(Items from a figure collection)

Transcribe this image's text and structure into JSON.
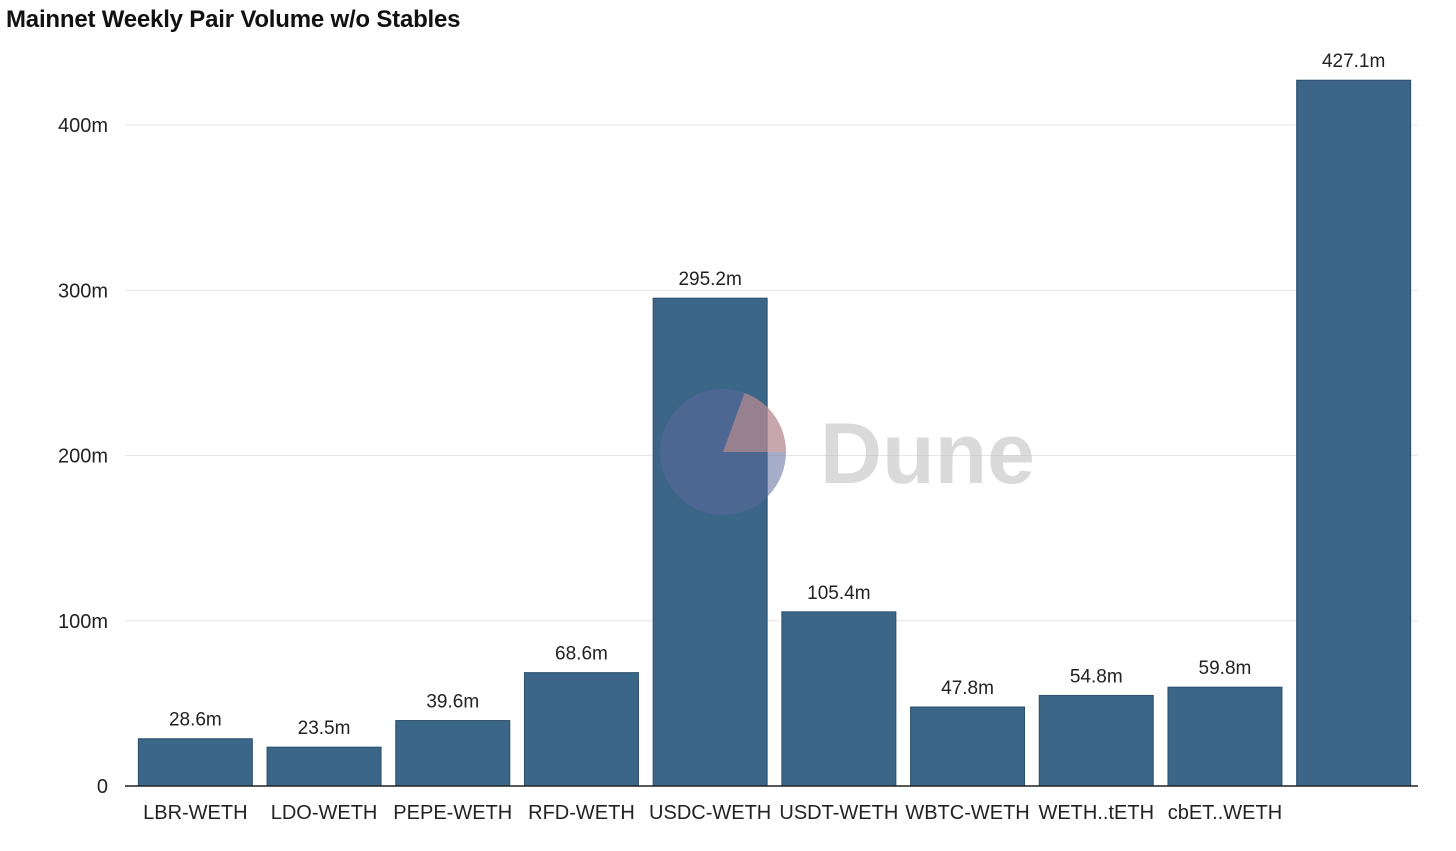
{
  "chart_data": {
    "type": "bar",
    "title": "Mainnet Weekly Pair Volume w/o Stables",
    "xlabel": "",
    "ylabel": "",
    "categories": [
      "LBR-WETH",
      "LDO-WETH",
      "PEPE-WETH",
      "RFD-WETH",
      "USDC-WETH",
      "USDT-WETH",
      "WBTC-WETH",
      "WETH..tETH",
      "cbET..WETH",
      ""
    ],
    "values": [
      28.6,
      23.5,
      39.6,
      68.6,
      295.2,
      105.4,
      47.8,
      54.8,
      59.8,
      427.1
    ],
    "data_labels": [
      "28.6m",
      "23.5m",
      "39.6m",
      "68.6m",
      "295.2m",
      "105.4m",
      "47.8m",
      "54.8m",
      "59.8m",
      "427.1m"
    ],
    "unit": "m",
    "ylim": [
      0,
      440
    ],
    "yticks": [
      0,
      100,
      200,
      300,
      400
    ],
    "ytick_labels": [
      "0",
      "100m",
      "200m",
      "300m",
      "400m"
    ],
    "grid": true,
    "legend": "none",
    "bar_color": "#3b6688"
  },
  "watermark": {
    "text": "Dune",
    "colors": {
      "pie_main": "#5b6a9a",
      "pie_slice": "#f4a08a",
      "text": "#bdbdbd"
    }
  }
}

...

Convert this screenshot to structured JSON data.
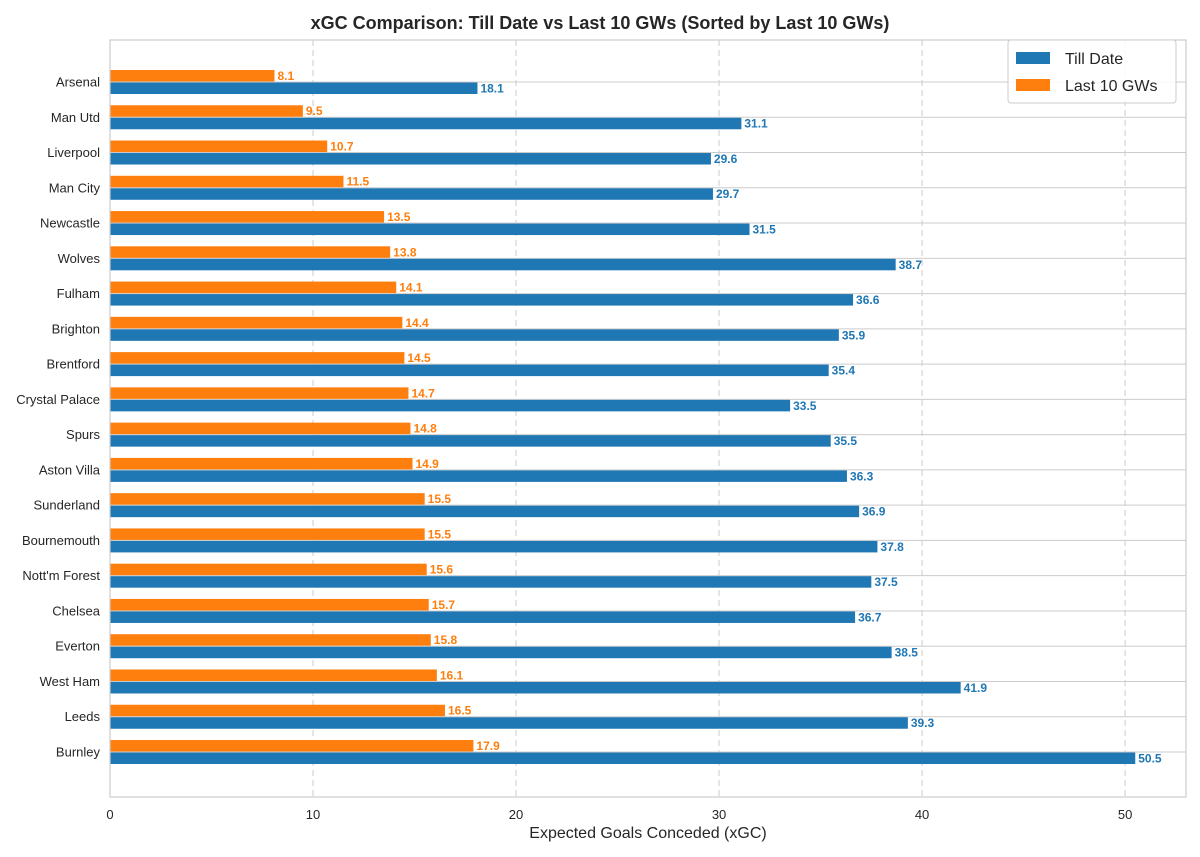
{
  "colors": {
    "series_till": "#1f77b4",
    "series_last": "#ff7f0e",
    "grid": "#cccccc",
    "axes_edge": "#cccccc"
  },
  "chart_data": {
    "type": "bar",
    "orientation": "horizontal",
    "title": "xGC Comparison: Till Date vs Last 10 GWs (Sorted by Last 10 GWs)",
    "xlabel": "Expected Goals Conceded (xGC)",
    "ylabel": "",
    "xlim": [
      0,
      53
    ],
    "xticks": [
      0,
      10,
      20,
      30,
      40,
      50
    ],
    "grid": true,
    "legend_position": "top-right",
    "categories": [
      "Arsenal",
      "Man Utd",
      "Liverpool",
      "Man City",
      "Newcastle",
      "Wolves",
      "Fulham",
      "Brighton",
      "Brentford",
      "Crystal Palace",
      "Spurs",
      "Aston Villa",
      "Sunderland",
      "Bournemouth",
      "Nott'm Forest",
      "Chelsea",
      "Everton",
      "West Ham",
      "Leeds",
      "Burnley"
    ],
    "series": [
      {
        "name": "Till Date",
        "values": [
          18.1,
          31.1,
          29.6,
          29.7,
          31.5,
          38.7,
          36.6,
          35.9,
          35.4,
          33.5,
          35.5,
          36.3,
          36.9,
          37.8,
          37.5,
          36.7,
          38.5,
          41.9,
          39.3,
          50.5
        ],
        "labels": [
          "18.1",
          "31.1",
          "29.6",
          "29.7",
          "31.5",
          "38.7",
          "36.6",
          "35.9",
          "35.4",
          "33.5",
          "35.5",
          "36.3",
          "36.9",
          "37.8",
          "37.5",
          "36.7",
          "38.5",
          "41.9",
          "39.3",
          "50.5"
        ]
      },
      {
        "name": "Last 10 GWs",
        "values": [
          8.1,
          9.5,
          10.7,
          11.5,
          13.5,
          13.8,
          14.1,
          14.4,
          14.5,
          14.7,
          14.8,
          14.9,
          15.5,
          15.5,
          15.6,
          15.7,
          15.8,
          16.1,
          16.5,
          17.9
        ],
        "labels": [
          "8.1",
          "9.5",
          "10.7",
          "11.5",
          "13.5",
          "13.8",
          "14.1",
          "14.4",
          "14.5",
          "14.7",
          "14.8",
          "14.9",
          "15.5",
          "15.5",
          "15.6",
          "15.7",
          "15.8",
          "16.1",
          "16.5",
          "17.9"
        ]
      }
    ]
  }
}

● **Goal**: How many lines of these entries contain the string "this"? Reply with the number alone.

● **Task solution**: 2